STORED DATA ▸
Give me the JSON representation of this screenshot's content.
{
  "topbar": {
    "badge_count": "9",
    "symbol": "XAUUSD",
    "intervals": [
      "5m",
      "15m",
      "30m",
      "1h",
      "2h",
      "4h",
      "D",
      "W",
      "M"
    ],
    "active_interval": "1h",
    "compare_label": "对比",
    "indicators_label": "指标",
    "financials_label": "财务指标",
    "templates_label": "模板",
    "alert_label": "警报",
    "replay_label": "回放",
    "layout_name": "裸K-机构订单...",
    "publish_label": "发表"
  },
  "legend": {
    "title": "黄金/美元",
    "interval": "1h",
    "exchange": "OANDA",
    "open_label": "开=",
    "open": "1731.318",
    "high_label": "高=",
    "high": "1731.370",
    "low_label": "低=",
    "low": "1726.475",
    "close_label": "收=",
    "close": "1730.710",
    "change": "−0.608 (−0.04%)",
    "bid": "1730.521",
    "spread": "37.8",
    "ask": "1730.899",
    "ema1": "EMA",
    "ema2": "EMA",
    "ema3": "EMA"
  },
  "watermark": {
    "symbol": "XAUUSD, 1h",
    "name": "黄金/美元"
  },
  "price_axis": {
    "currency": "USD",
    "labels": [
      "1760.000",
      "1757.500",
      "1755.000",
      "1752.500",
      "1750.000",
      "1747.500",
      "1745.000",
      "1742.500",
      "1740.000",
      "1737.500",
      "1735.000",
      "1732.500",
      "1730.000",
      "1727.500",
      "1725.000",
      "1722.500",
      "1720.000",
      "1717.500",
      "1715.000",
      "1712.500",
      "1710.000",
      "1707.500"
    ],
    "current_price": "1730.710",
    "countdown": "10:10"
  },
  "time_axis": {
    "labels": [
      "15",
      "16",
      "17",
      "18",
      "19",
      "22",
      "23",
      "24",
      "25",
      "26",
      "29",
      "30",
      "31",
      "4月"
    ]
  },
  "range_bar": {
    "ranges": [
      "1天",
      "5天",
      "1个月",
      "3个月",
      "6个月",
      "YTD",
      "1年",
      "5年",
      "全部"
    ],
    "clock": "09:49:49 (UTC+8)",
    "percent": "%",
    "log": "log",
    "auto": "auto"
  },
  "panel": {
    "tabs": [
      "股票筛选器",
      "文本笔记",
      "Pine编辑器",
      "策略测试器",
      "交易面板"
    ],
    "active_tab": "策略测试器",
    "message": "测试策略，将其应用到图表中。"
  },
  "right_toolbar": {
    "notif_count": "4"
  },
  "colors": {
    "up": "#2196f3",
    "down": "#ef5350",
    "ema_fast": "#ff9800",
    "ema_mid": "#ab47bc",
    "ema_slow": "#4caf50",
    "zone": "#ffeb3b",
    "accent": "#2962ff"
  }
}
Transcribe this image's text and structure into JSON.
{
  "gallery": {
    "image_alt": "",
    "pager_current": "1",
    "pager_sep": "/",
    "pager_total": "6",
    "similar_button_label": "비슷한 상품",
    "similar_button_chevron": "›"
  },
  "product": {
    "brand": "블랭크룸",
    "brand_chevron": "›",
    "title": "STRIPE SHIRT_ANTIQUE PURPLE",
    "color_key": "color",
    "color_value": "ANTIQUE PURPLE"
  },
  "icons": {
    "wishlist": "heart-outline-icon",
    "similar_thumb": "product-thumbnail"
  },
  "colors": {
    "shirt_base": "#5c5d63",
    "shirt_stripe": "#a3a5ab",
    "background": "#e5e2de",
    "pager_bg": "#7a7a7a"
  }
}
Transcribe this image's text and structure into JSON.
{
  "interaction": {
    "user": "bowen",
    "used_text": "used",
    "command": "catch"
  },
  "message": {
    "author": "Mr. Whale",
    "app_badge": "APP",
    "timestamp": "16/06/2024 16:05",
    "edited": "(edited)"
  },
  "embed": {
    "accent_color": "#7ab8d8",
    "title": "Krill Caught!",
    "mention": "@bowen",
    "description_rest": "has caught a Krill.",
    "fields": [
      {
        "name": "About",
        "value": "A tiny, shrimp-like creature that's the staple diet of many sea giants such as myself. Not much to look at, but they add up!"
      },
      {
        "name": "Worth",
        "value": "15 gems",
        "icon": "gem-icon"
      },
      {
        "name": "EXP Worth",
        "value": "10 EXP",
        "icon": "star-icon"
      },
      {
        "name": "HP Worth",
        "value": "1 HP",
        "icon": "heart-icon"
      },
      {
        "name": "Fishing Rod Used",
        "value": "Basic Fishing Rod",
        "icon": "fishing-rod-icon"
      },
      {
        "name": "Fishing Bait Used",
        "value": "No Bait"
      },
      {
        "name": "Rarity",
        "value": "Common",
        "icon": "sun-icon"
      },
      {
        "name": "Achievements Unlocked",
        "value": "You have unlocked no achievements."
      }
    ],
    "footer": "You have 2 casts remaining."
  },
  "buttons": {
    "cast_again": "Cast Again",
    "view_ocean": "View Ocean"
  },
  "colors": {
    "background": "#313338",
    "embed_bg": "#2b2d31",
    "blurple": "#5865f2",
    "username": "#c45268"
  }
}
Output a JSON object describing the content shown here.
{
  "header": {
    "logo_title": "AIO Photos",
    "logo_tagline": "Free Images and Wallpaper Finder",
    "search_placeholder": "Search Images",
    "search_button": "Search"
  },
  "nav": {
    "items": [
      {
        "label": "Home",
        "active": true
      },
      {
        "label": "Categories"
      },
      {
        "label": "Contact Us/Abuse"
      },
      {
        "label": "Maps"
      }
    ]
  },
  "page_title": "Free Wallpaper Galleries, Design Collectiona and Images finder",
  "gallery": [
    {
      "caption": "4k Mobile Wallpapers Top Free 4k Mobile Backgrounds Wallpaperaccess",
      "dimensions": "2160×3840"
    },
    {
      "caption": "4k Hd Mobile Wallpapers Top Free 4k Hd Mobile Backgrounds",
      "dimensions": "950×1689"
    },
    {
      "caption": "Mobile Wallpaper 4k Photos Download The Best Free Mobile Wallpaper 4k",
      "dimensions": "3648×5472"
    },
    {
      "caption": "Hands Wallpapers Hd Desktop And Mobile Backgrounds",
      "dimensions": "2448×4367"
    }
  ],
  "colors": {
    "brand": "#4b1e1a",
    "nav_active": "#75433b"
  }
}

THE PROBLEM ▸
Show each line in the entries that holds the string "PURPLE".

ANSWER TO THIS PROBLEM ▸
    "title": "STRIPE SHIRT_ANTIQUE PURPLE",
    "color_value": "ANTIQUE PURPLE"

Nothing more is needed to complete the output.